- _Short problem_:
Omit the pictures from the entries below and retype everything else exactly.

- _Record set_:
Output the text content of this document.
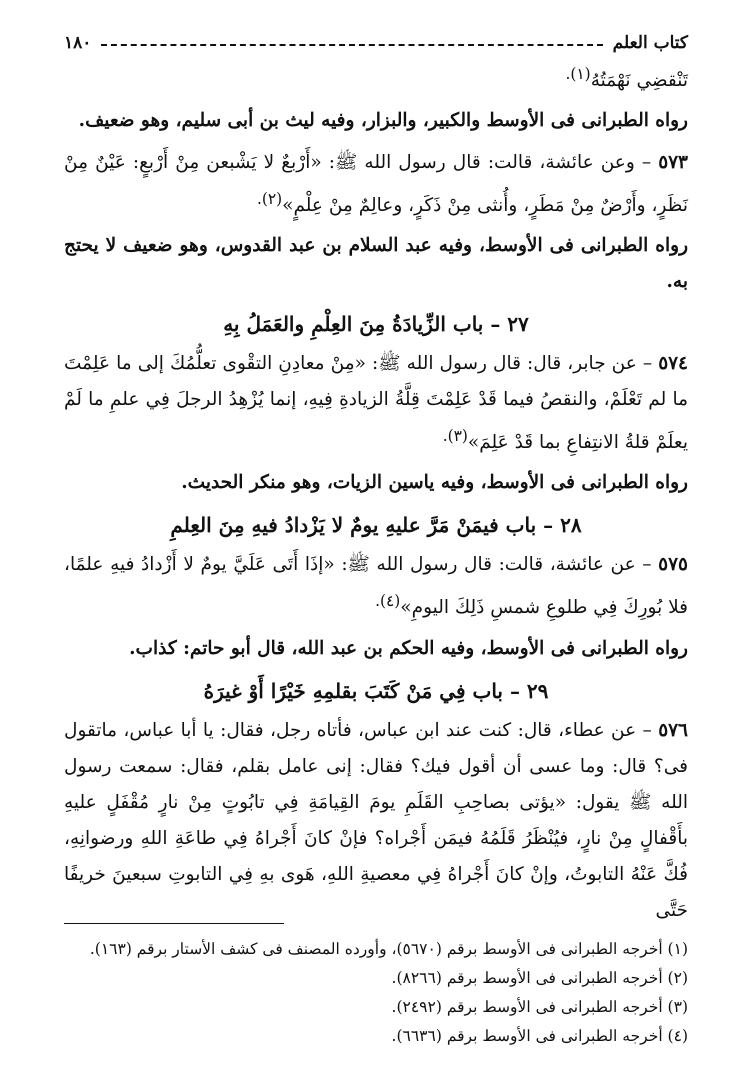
كتاب العلم
١٨٠

تَنْقضِي نَهْمَتُهُ$^{(١).}$

رواه الطبرانى فى الأوسط والكبير، والبزار، وفيه ليث بن أبى سليم، وهو ضعيف.

٥٧٣ – وعن عائشة، قالت: قال رسول الله ﷺ: «أَرْبعٌ لا يَشْبعن مِنْ أَرْبعٍ: عَيْنٌ مِنْ نَظَرٍ، وأَرْضٌ مِنْ مَطَرٍ، وأُنثى مِنْ ذَكَرٍ، وعالِمٌ مِنْ عِلْمٍ»$^{(٢).}$

رواه الطبرانى فى الأوسط، وفيه عبد السلام بن عبد القدوس، وهو ضعيف لا يحتج به.

٢٧ – باب الزِّيادَةُ مِنَ العِلْمِ والعَمَلُ بِهِ

٥٧٤ – عن جابر، قال: قال رسول الله ﷺ: «مِنْ معادِنِ التقْوى تعلُّمُكَ إلى ما عَلِمْتَ ما لم تَعْلَمْ، والنقصُ فيما قَدْ عَلِمْتَ قِلَّةُ الزيادةِ فِيهِ، إنما يُزْهِدُ الرجلَ فِي علمِ ما لَمْ يعلَمْ قلةُ الانتِفاعِ بما قَدْ عَلِمَ»$^{(٣).}$

رواه الطبرانى فى الأوسط، وفيه ياسين الزيات، وهو منكر الحديث.

٢٨ – باب فيمَنْ مَرَّ عليهِ يومٌ لا يَزْدادُ فيهِ مِنَ العِلمِ

٥٧٥ – عن عائشة، قالت: قال رسول الله ﷺ: «إذَا أَتَى عَلَيَّ يومٌ لا أَزْدادُ فيهِ علمًا، فلا بُورِكَ فِي طلوعِ شمسِ ذَلِكَ اليومِ»$^{(٤).}$

رواه الطبرانى فى الأوسط، وفيه الحكم بن عبد الله، قال أبو حاتم: كذاب.

٢٩ – باب فِي مَنْ كَتَبَ بقلمِهِ خَيْرًا أَوْ غيرَهُ

٥٧٦ – عن عطاء، قال: كنت عند ابن عباس، فأتاه رجل، فقال: يا أبا عباس، ماتقول فى؟ قال: وما عسى أن أقول فيك؟ فقال: إنى عامل بقلم، فقال: سمعت رسول الله ﷺ يقول: «يؤتى بصاحِبِ القَلَمِ يومَ القِيامَةِ فِي تابُوتٍ مِنْ نارٍ مُقْفَلٍ عليهِ بأَقْفالٍ مِنْ نارٍ، فيُنْظَرُ قَلَمُهُ فيمَن أَجْراه؟ فإنْ كانَ أَجْراهُ فِي طاعَةِ اللهِ ورضوانِهِ، فُكَّ عَنْهُ التابوتُ، وإنْ كانَ أَجْراهُ فِي معصيةِ اللهِ، هَوى بهِ فِي التابوتِ سبعينَ خريفًا حَتَّى

(١) أخرجه الطبرانى فى الأوسط برقم (٥٦٧٠)، وأورده المصنف فى كشف الأستار برقم (١٦٣).

(٢) أخرجه الطبرانى فى الأوسط برقم (٨٢٦٦).

(٣) أخرجه الطبرانى فى الأوسط برقم (٢٤٩٢).

(٤) أخرجه الطبرانى فى الأوسط برقم (٦٦٣٦).
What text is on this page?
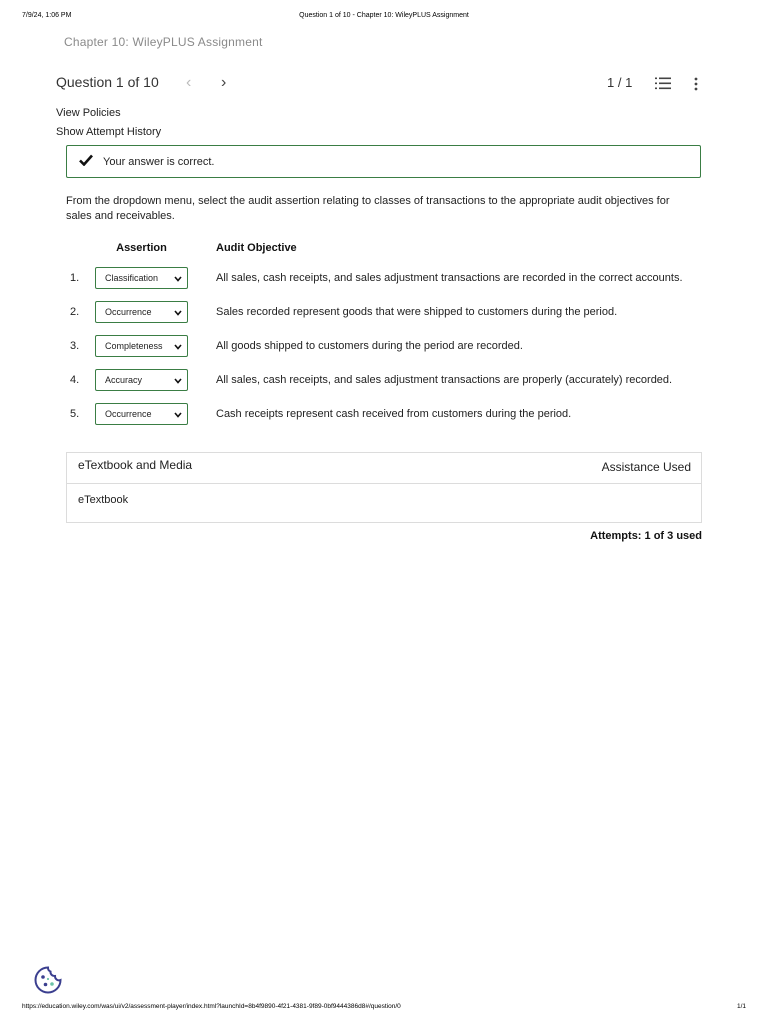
7/9/24, 1:06 PM	Question 1 of 10 - Chapter 10: WileyPLUS Assignment
Chapter 10: WileyPLUS Assignment
Question 1 of 10 ‹ ›	1 / 1
View Policies
Show Attempt History
Your answer is correct.
From the dropdown menu, select the audit assertion relating to classes of transactions to the appropriate audit objectives for sales and receivables.
Assertion	Audit Objective
1.	Classification	All sales, cash receipts, and sales adjustment transactions are recorded in the correct accounts.
2.	Occurrence	Sales recorded represent goods that were shipped to customers during the period.
3.	Completeness	All goods shipped to customers during the period are recorded.
4.	Accuracy	All sales, cash receipts, and sales adjustment transactions are properly (accurately) recorded.
5.	Occurrence	Cash receipts represent cash received from customers during the period.
eTextbook and Media	Assistance Used
eTextbook
Attempts: 1 of 3 used
https://education.wiley.com/was/ui/v2/assessment-player/index.html?launchId=8b4f9890-4f21-4381-9f89-0bf9444386d8#/question/0	1/1
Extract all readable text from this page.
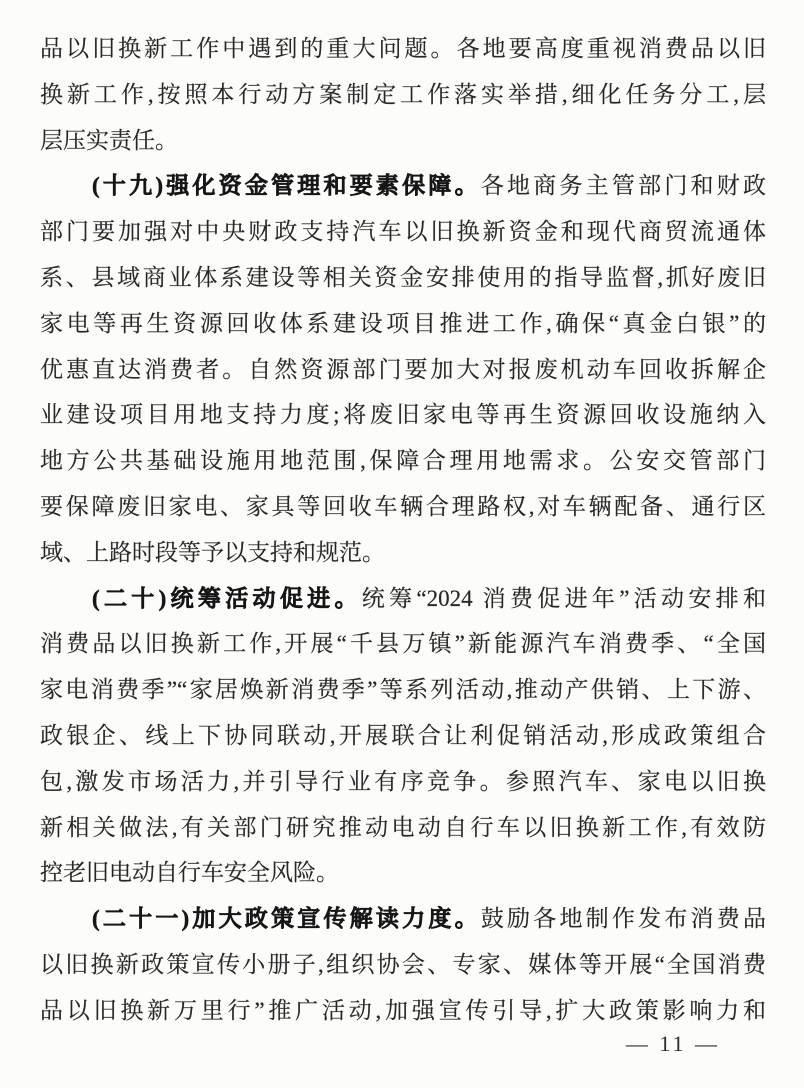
品以旧换新工作中遇到的重大问题。各地要高度重视消费品以旧
换新工作,按照本行动方案制定工作落实举措,细化任务分工,层
层压实责任。
(十九)强化资金管理和要素保障。各地商务主管部门和财政
部门要加强对中央财政支持汽车以旧换新资金和现代商贸流通体
系、县域商业体系建设等相关资金安排使用的指导监督,抓好废旧
家电等再生资源回收体系建设项目推进工作,确保“真金白银”的
优惠直达消费者。自然资源部门要加大对报废机动车回收拆解企
业建设项目用地支持力度;将废旧家电等再生资源回收设施纳入
地方公共基础设施用地范围,保障合理用地需求。公安交管部门
要保障废旧家电、家具等回收车辆合理路权,对车辆配备、通行区
域、上路时段等予以支持和规范。
(二十)统筹活动促进。统筹“2024 消费促进年”活动安排和
消费品以旧换新工作,开展“千县万镇”新能源汽车消费季、“全国
家电消费季”“家居焕新消费季”等系列活动,推动产供销、上下游、
政银企、线上下协同联动,开展联合让利促销活动,形成政策组合
包,激发市场活力,并引导行业有序竞争。参照汽车、家电以旧换
新相关做法,有关部门研究推动电动自行车以旧换新工作,有效防
控老旧电动自行车安全风险。
(二十一)加大政策宣传解读力度。鼓励各地制作发布消费品
以旧换新政策宣传小册子,组织协会、专家、媒体等开展“全国消费
品以旧换新万里行”推广活动,加强宣传引导,扩大政策影响力和
— 11 —
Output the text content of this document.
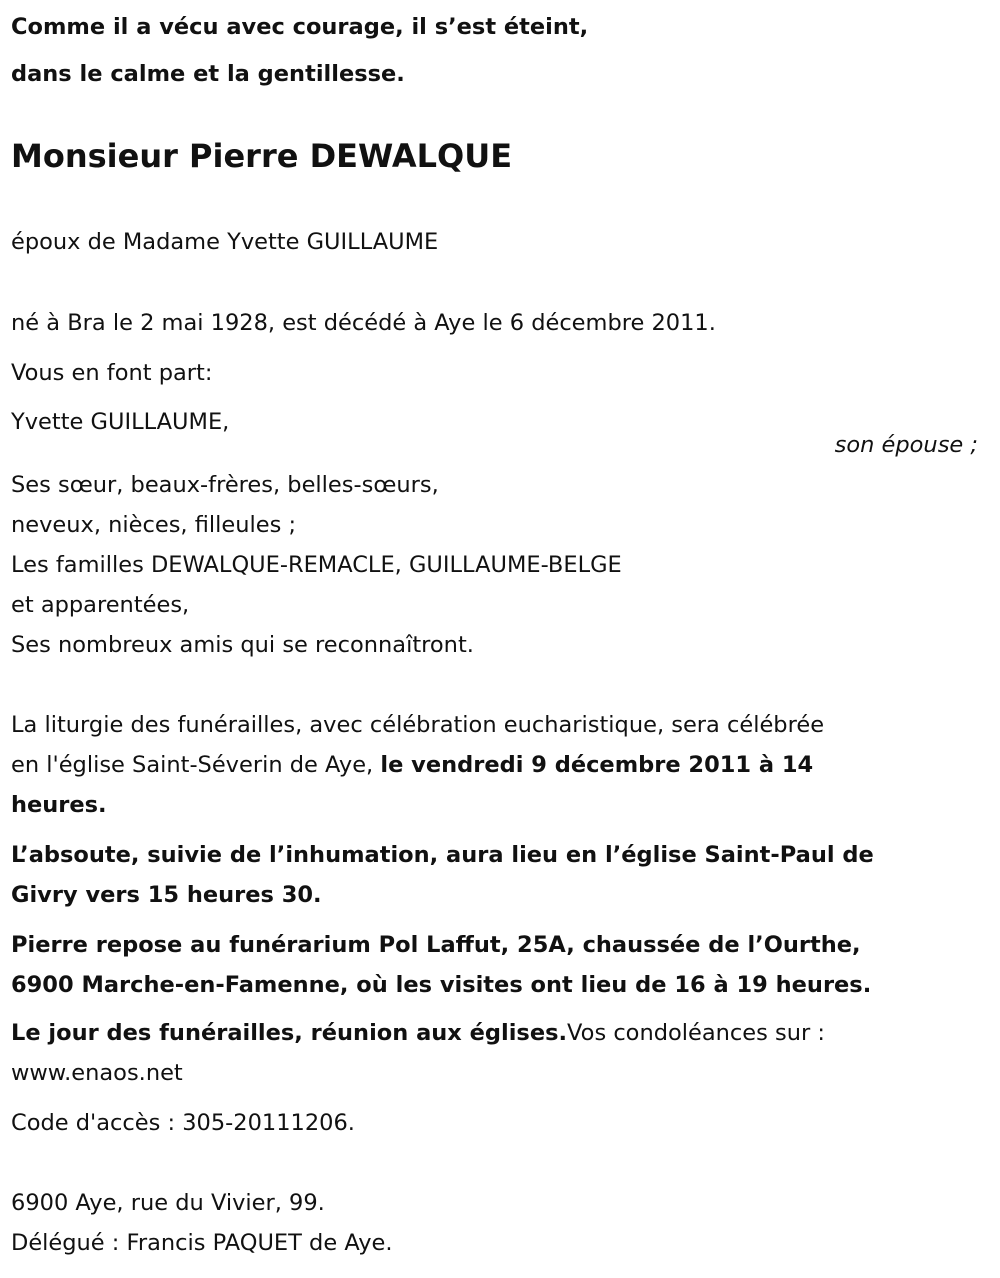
Comme il a vécu avec courage, il s’est éteint,
dans le calme et la gentillesse.
Monsieur Pierre DEWALQUE
époux de Madame Yvette GUILLAUME
né à Bra le 2 mai 1928, est décédé à Aye le 6 décembre 2011.
Vous en font part:
Yvette GUILLAUME,
son épouse ;
Ses sœur, beaux-frères, belles-sœurs,
neveux, nièces, filleules ;
Les familles DEWALQUE-REMACLE, GUILLAUME-BELGE
et apparentées,
Ses nombreux amis qui se reconnaîtront.
La liturgie des funérailles, avec célébration eucharistique, sera célébrée
en l'église Saint-Séverin de Aye, le vendredi 9 décembre 2011 à 14
heures.
L’absoute, suivie de l’inhumation, aura lieu en l’église Saint-Paul de
Givry vers 15 heures 30.
Pierre repose au funérarium Pol Laffut, 25A, chaussée de l’Ourthe,
6900 Marche-en-Famenne, où les visites ont lieu de 16 à 19 heures.
Le jour des funérailles, réunion aux églises.Vos condoléances sur :
www.enaos.net
Code d'accès : 305-20111206.
6900 Aye, rue du Vivier, 99.
Délégué : Francis PAQUET de Aye.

- _Complete answer_:
Output the text content of this document.
كتاب العلم
١٨٠

تَنْقضِي نَهْمَتُهُ$^{(١).}$

رواه الطبرانى فى الأوسط والكبير، والبزار، وفيه ليث بن أبى سليم، وهو ضعيف.

٥٧٣ – وعن عائشة، قالت: قال رسول الله ﷺ: «أَرْبعٌ لا يَشْبعن مِنْ أَرْبعٍ: عَيْنٌ مِنْ نَظَرٍ، وأَرْضٌ مِنْ مَطَرٍ، وأُنثى مِنْ ذَكَرٍ، وعالِمٌ مِنْ عِلْمٍ»$^{(٢).}$

رواه الطبرانى فى الأوسط، وفيه عبد السلام بن عبد القدوس، وهو ضعيف لا يحتج به.

٢٧ – باب الزِّيادَةُ مِنَ العِلْمِ والعَمَلُ بِهِ

٥٧٤ – عن جابر، قال: قال رسول الله ﷺ: «مِنْ معادِنِ التقْوى تعلُّمُكَ إلى ما عَلِمْتَ ما لم تَعْلَمْ، والنقصُ فيما قَدْ عَلِمْتَ قِلَّةُ الزيادةِ فِيهِ، إنما يُزْهِدُ الرجلَ فِي علمِ ما لَمْ يعلَمْ قلةُ الانتِفاعِ بما قَدْ عَلِمَ»$^{(٣).}$

رواه الطبرانى فى الأوسط، وفيه ياسين الزيات، وهو منكر الحديث.

٢٨ – باب فيمَنْ مَرَّ عليهِ يومٌ لا يَزْدادُ فيهِ مِنَ العِلمِ

٥٧٥ – عن عائشة، قالت: قال رسول الله ﷺ: «إذَا أَتَى عَلَيَّ يومٌ لا أَزْدادُ فيهِ علمًا، فلا بُورِكَ فِي طلوعِ شمسِ ذَلِكَ اليومِ»$^{(٤).}$

رواه الطبرانى فى الأوسط، وفيه الحكم بن عبد الله، قال أبو حاتم: كذاب.

٢٩ – باب فِي مَنْ كَتَبَ بقلمِهِ خَيْرًا أَوْ غيرَهُ

٥٧٦ – عن عطاء، قال: كنت عند ابن عباس، فأتاه رجل، فقال: يا أبا عباس، ماتقول فى؟ قال: وما عسى أن أقول فيك؟ فقال: إنى عامل بقلم، فقال: سمعت رسول الله ﷺ يقول: «يؤتى بصاحِبِ القَلَمِ يومَ القِيامَةِ فِي تابُوتٍ مِنْ نارٍ مُقْفَلٍ عليهِ بأَقْفالٍ مِنْ نارٍ، فيُنْظَرُ قَلَمُهُ فيمَن أَجْراه؟ فإنْ كانَ أَجْراهُ فِي طاعَةِ اللهِ ورضوانِهِ، فُكَّ عَنْهُ التابوتُ، وإنْ كانَ أَجْراهُ فِي معصيةِ اللهِ، هَوى بهِ فِي التابوتِ سبعينَ خريفًا حَتَّى

(١) أخرجه الطبرانى فى الأوسط برقم (٥٦٧٠)، وأورده المصنف فى كشف الأستار برقم (١٦٣).

(٢) أخرجه الطبرانى فى الأوسط برقم (٨٢٦٦).

(٣) أخرجه الطبرانى فى الأوسط برقم (٢٤٩٢).

(٤) أخرجه الطبرانى فى الأوسط برقم (٦٦٣٦).
What text is on this page?
7/9/24, 1:06 PM	Question 1 of 10 - Chapter 10: WileyPLUS Assignment
Chapter 10: WileyPLUS Assignment
Question 1 of 10 ‹ ›	1 / 1
View Policies
Show Attempt History
Your answer is correct.
From the dropdown menu, select the audit assertion relating to classes of transactions to the appropriate audit objectives for sales and receivables.
Assertion	Audit Objective
1.	Classification	All sales, cash receipts, and sales adjustment transactions are recorded in the correct accounts.
2.	Occurrence	Sales recorded represent goods that were shipped to customers during the period.
3.	Completeness	All goods shipped to customers during the period are recorded.
4.	Accuracy	All sales, cash receipts, and sales adjustment transactions are properly (accurately) recorded.
5.	Occurrence	Cash receipts represent cash received from customers during the period.
eTextbook and Media	Assistance Used
eTextbook
Attempts: 1 of 3 used
https://education.wiley.com/was/ui/v2/assessment-player/index.html?launchId=8b4f9890-4f21-4381-9f89-0bf9444386d8#/question/0	1/1
Extract all readable text from this page.
品以旧换新工作中遇到的重大问题。各地要高度重视消费品以旧
换新工作,按照本行动方案制定工作落实举措,细化任务分工,层
层压实责任。
(十九)强化资金管理和要素保障。各地商务主管部门和财政
部门要加强对中央财政支持汽车以旧换新资金和现代商贸流通体
系、县域商业体系建设等相关资金安排使用的指导监督,抓好废旧
家电等再生资源回收体系建设项目推进工作,确保“真金白银”的
优惠直达消费者。自然资源部门要加大对报废机动车回收拆解企
业建设项目用地支持力度;将废旧家电等再生资源回收设施纳入
地方公共基础设施用地范围,保障合理用地需求。公安交管部门
要保障废旧家电、家具等回收车辆合理路权,对车辆配备、通行区
域、上路时段等予以支持和规范。
(二十)统筹活动促进。统筹“2024 消费促进年”活动安排和
消费品以旧换新工作,开展“千县万镇”新能源汽车消费季、“全国
家电消费季”“家居焕新消费季”等系列活动,推动产供销、上下游、
政银企、线上下协同联动,开展联合让利促销活动,形成政策组合
包,激发市场活力,并引导行业有序竞争。参照汽车、家电以旧换
新相关做法,有关部门研究推动电动自行车以旧换新工作,有效防
控老旧电动自行车安全风险。
(二十一)加大政策宣传解读力度。鼓励各地制作发布消费品
以旧换新政策宣传小册子,组织协会、专家、媒体等开展“全国消费
品以旧换新万里行”推广活动,加强宣传引导,扩大政策影响力和
— 11 —
Output the text content of this document.
Comme il a vécu avec courage, il s’est éteint,
dans le calme et la gentillesse.
Monsieur Pierre DEWALQUE
époux de Madame Yvette GUILLAUME
né à Bra le 2 mai 1928, est décédé à Aye le 6 décembre 2011.
Vous en font part:
Yvette GUILLAUME,
son épouse ;
Ses sœur, beaux-frères, belles-sœurs,
neveux, nièces, filleules ;
Les familles DEWALQUE-REMACLE, GUILLAUME-BELGE
et apparentées,
Ses nombreux amis qui se reconnaîtront.
La liturgie des funérailles, avec célébration eucharistique, sera célébrée
en l'église Saint-Séverin de Aye, le vendredi 9 décembre 2011 à 14
heures.
L’absoute, suivie de l’inhumation, aura lieu en l’église Saint-Paul de
Givry vers 15 heures 30.
Pierre repose au funérarium Pol Laffut, 25A, chaussée de l’Ourthe,
6900 Marche-en-Famenne, où les visites ont lieu de 16 à 19 heures.
Le jour des funérailles, réunion aux églises.Vos condoléances sur :
www.enaos.net
Code d'accès : 305-20111206.
6900 Aye, rue du Vivier, 99.
Délégué : Francis PAQUET de Aye.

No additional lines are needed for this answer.